[THE EXERCISE] Report how many lines hold the word "kcal"; answer with the number alone.

[RECORDS TO PROCESS]
— begin —
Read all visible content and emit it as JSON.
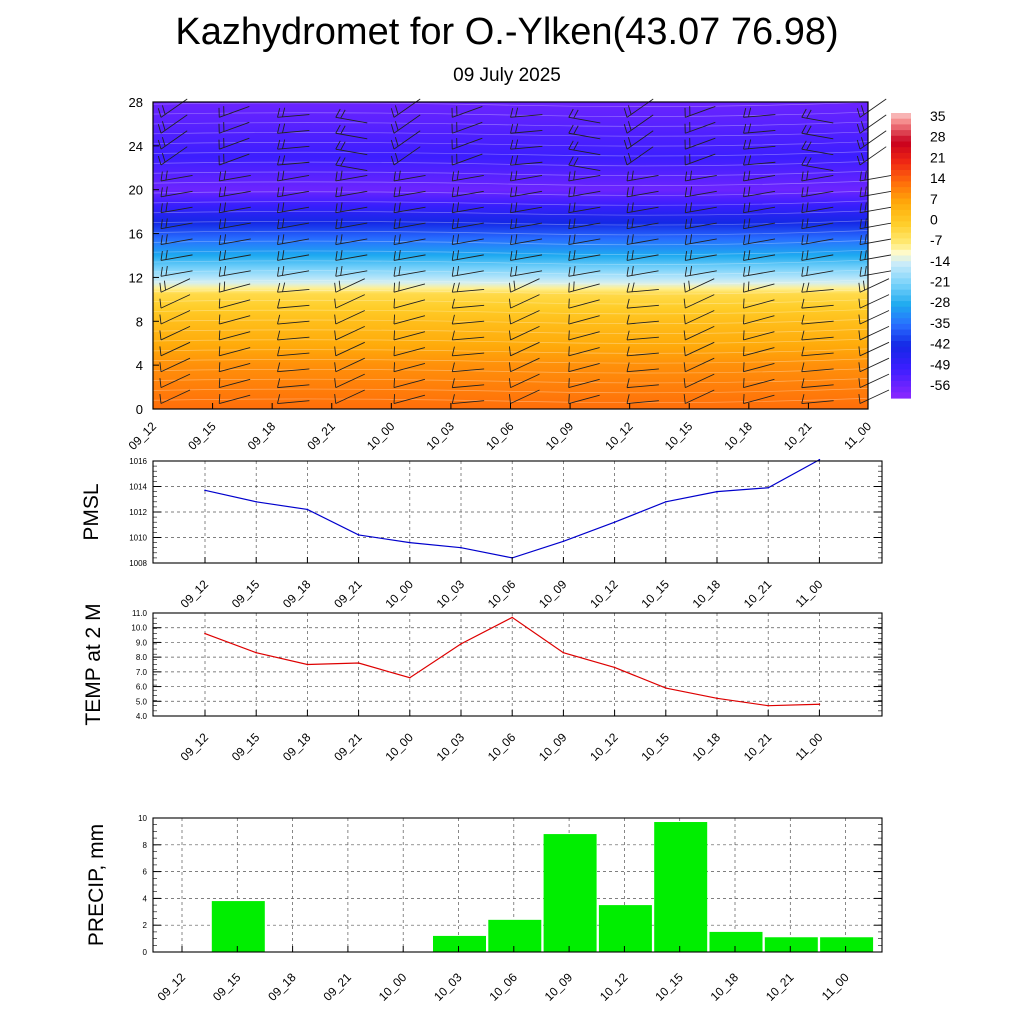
{
  "title": "Kazhydromet for O.-Ylken(43.07 76.98)",
  "subtitle": "09 July 2025",
  "colors": {
    "pmsl_line": "#0000cc",
    "temp_line": "#dd0000",
    "precip_bar": "#00ee00",
    "grid": "#555555"
  },
  "chart_data": [
    {
      "type": "heatmap",
      "name": "cross-section",
      "categories": [
        "09_12",
        "09_15",
        "09_18",
        "09_21",
        "10_00",
        "10_03",
        "10_06",
        "10_09",
        "10_12",
        "10_15",
        "10_18",
        "10_21",
        "11_00"
      ],
      "y_ticks": [
        "0",
        "4",
        "8",
        "12",
        "16",
        "20",
        "24",
        "28"
      ],
      "ylim": [
        0,
        28
      ],
      "colorbar_labels": [
        "35",
        "28",
        "21",
        "14",
        "7",
        "0",
        "-7",
        "-14",
        "-21",
        "-28",
        "-35",
        "-42",
        "-49",
        "-56"
      ],
      "colorbar_range": [
        -60,
        38
      ],
      "temperature_profile": [
        {
          "level": 0,
          "value": 14
        },
        {
          "level": 4,
          "value": 10
        },
        {
          "level": 8,
          "value": 3
        },
        {
          "level": 10.5,
          "value": -3
        },
        {
          "level": 11.5,
          "value": -13
        },
        {
          "level": 14,
          "value": -28
        },
        {
          "level": 17,
          "value": -42
        },
        {
          "level": 20,
          "value": -56
        },
        {
          "level": 23,
          "value": -50
        },
        {
          "level": 28,
          "value": -56
        }
      ],
      "wind_barbs": true
    },
    {
      "type": "line",
      "name": "pmsl",
      "ylabel": "PMSL",
      "categories": [
        "09_12",
        "09_15",
        "09_18",
        "09_21",
        "10_00",
        "10_03",
        "10_06",
        "10_09",
        "10_12",
        "10_15",
        "10_18",
        "10_21",
        "11_00"
      ],
      "y_ticks": [
        "1008",
        "1010",
        "1012",
        "1014",
        "1016"
      ],
      "ylim": [
        1008,
        1016
      ],
      "values": [
        1013.7,
        1012.8,
        1012.2,
        1010.2,
        1009.6,
        1009.2,
        1008.4,
        1009.7,
        1011.2,
        1012.8,
        1013.6,
        1013.9,
        1016.1
      ],
      "grid": true
    },
    {
      "type": "line",
      "name": "temp",
      "ylabel": "TEMP at 2 M",
      "categories": [
        "09_12",
        "09_15",
        "09_18",
        "09_21",
        "10_00",
        "10_03",
        "10_06",
        "10_09",
        "10_12",
        "10_15",
        "10_18",
        "10_21",
        "11_00"
      ],
      "y_ticks": [
        "4.0",
        "5.0",
        "6.0",
        "7.0",
        "8.0",
        "9.0",
        "10.0",
        "11.0"
      ],
      "ylim": [
        4,
        11
      ],
      "values": [
        9.6,
        8.3,
        7.5,
        7.6,
        6.6,
        8.9,
        10.7,
        8.3,
        7.3,
        5.9,
        5.2,
        4.7,
        4.8
      ],
      "grid": true
    },
    {
      "type": "bar",
      "name": "precip",
      "ylabel": "PRECIP, mm",
      "categories": [
        "09_12",
        "09_15",
        "09_18",
        "09_21",
        "10_00",
        "10_03",
        "10_06",
        "10_09",
        "10_12",
        "10_15",
        "10_18",
        "10_21",
        "11_00"
      ],
      "y_ticks": [
        "0",
        "2",
        "4",
        "6",
        "8",
        "10"
      ],
      "ylim": [
        0,
        10
      ],
      "values": [
        0,
        3.8,
        0,
        0,
        0,
        1.2,
        2.4,
        8.8,
        3.5,
        9.7,
        1.5,
        1.1,
        1.1
      ],
      "grid": true
    }
  ]
}
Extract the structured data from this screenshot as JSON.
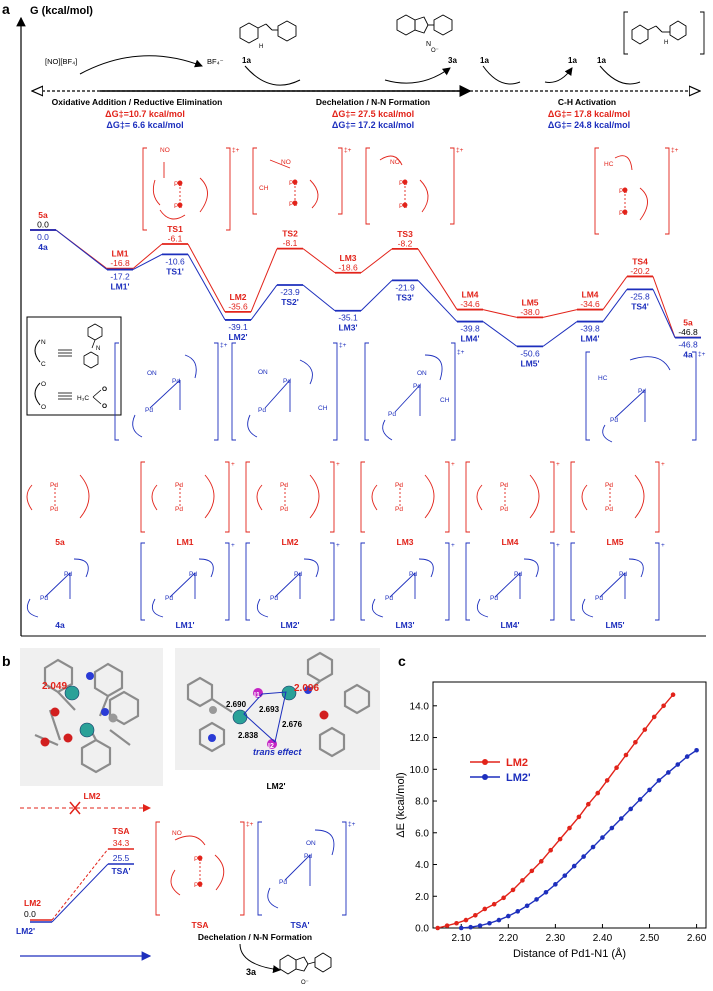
{
  "panel_a": {
    "label": "a",
    "y_axis_label": "G (kcal/mol)",
    "reagents": {
      "no_bf4": "[NO][BF₄]",
      "bf4": "BF₄⁻",
      "r1a_1": "1a",
      "r3a": "3a",
      "r1a_2": "1a",
      "r1a_3": "1a",
      "r1a_4": "1a"
    },
    "stages": [
      {
        "name": "Oxidative Addition / Reductive Elimination",
        "dg_red": "ΔG‡=10.7 kcal/mol",
        "dg_blue": "ΔG‡= 6.6 kcal/mol"
      },
      {
        "name": "Dechelation / N-N Formation",
        "dg_red": "ΔG‡= 27.5 kcal/mol",
        "dg_blue": "ΔG‡= 17.2 kcal/mol"
      },
      {
        "name": "C-H Activation",
        "dg_red": "ΔG‡= 17.8 kcal/mol",
        "dg_blue": "ΔG‡= 24.8 kcal/mol"
      }
    ],
    "red_states": [
      {
        "label": "5a",
        "value": "0.0"
      },
      {
        "label": "LM1",
        "value": "-16.8"
      },
      {
        "label": "TS1",
        "value": "-6.1"
      },
      {
        "label": "LM2",
        "value": "-35.6"
      },
      {
        "label": "TS2",
        "value": "-8.1"
      },
      {
        "label": "LM3",
        "value": "-18.6"
      },
      {
        "label": "TS3",
        "value": "-8.2"
      },
      {
        "label": "LM4",
        "value": "-34.6"
      },
      {
        "label": "LM5",
        "value": "-38.0"
      },
      {
        "label": "LM4",
        "value": "-34.6"
      },
      {
        "label": "TS4",
        "value": "-20.2"
      },
      {
        "label": "5a",
        "value": "-46.8"
      }
    ],
    "blue_states": [
      {
        "label": "4a",
        "value": "0.0"
      },
      {
        "label": "LM1'",
        "value": "-17.2"
      },
      {
        "label": "TS1'",
        "value": "-10.6"
      },
      {
        "label": "LM2'",
        "value": "-39.1"
      },
      {
        "label": "TS2'",
        "value": "-23.9"
      },
      {
        "label": "LM3'",
        "value": "-35.1"
      },
      {
        "label": "TS3'",
        "value": "-21.9"
      },
      {
        "label": "LM4'",
        "value": "-39.8"
      },
      {
        "label": "LM5'",
        "value": "-50.6"
      },
      {
        "label": "LM4'",
        "value": "-39.8"
      },
      {
        "label": "TS4'",
        "value": "-25.8"
      },
      {
        "label": "4a",
        "value": "-46.8"
      }
    ],
    "legend": {
      "ligand_cn": "C ≡ N",
      "acetate": "O ≡ H₃C"
    },
    "red_struct_labels": [
      "5a",
      "LM1",
      "LM2",
      "LM3",
      "LM4",
      "LM5"
    ],
    "blue_struct_labels": [
      "4a",
      "LM1'",
      "LM2'",
      "LM3'",
      "LM4'",
      "LM5'"
    ],
    "ts_labels_red": [
      "TS1",
      "TS2",
      "TS3",
      "TS4"
    ],
    "ts_labels_blue": [
      "TS1'",
      "TS2'",
      "TS3'",
      "TS4'"
    ]
  },
  "panel_b": {
    "label": "b",
    "lm2_caption": "LM2",
    "lm2p_caption": "LM2'",
    "d_2049": "2.049",
    "d_2096": "2.096",
    "d_2690": "2.690",
    "d_2693": "2.693",
    "d_2676": "2.676",
    "d_2838": "2.838",
    "atom_i1": "I1",
    "atom_i2": "I2",
    "trans_effect": "trans effect",
    "tsa_label": "TSA",
    "tsa_value": "34.3",
    "tsap_label": "TSA'",
    "tsap_value": "25.5",
    "lm2_level": "LM2",
    "lm2_level_value": "0.0",
    "lm2p_level": "LM2'",
    "struct_tsa": "TSA",
    "struct_tsap": "TSA'",
    "step_name": "Dechelation / N-N Formation",
    "product": "3a"
  },
  "panel_c": {
    "label": "c"
  },
  "chart_data": {
    "type": "line",
    "title": "",
    "xlabel": "Distance of Pd1-N1 (Å)",
    "ylabel": "ΔE (kcal/mol)",
    "xlim": [
      2.04,
      2.62
    ],
    "ylim": [
      0,
      15.5
    ],
    "xticks": [
      "2.10",
      "2.20",
      "2.30",
      "2.40",
      "2.50",
      "2.60"
    ],
    "yticks": [
      "0.0",
      "2.0",
      "4.0",
      "6.0",
      "8.0",
      "10.0",
      "12.0",
      "14.0"
    ],
    "legend_position": "upper-left",
    "series": [
      {
        "name": "LM2",
        "color": "#e2231a",
        "x": [
          2.05,
          2.07,
          2.09,
          2.11,
          2.13,
          2.15,
          2.17,
          2.19,
          2.21,
          2.23,
          2.25,
          2.27,
          2.29,
          2.31,
          2.33,
          2.35,
          2.37,
          2.39,
          2.41,
          2.43,
          2.45,
          2.47,
          2.49,
          2.51,
          2.53,
          2.55
        ],
        "y": [
          0.0,
          0.15,
          0.3,
          0.5,
          0.8,
          1.2,
          1.5,
          1.9,
          2.4,
          3.0,
          3.6,
          4.2,
          4.9,
          5.6,
          6.3,
          7.0,
          7.8,
          8.5,
          9.3,
          10.1,
          10.9,
          11.7,
          12.5,
          13.3,
          14.0,
          14.7
        ]
      },
      {
        "name": "LM2'",
        "color": "#1d2fbd",
        "x": [
          2.1,
          2.12,
          2.14,
          2.16,
          2.18,
          2.2,
          2.22,
          2.24,
          2.26,
          2.28,
          2.3,
          2.32,
          2.34,
          2.36,
          2.38,
          2.4,
          2.42,
          2.44,
          2.46,
          2.48,
          2.5,
          2.52,
          2.54,
          2.56,
          2.58,
          2.6
        ],
        "y": [
          0.0,
          0.05,
          0.15,
          0.3,
          0.5,
          0.75,
          1.05,
          1.4,
          1.8,
          2.25,
          2.75,
          3.3,
          3.9,
          4.5,
          5.1,
          5.7,
          6.3,
          6.9,
          7.5,
          8.1,
          8.7,
          9.3,
          9.8,
          10.3,
          10.8,
          11.2
        ]
      }
    ]
  }
}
— end —
[WORKED SOLUTION] 8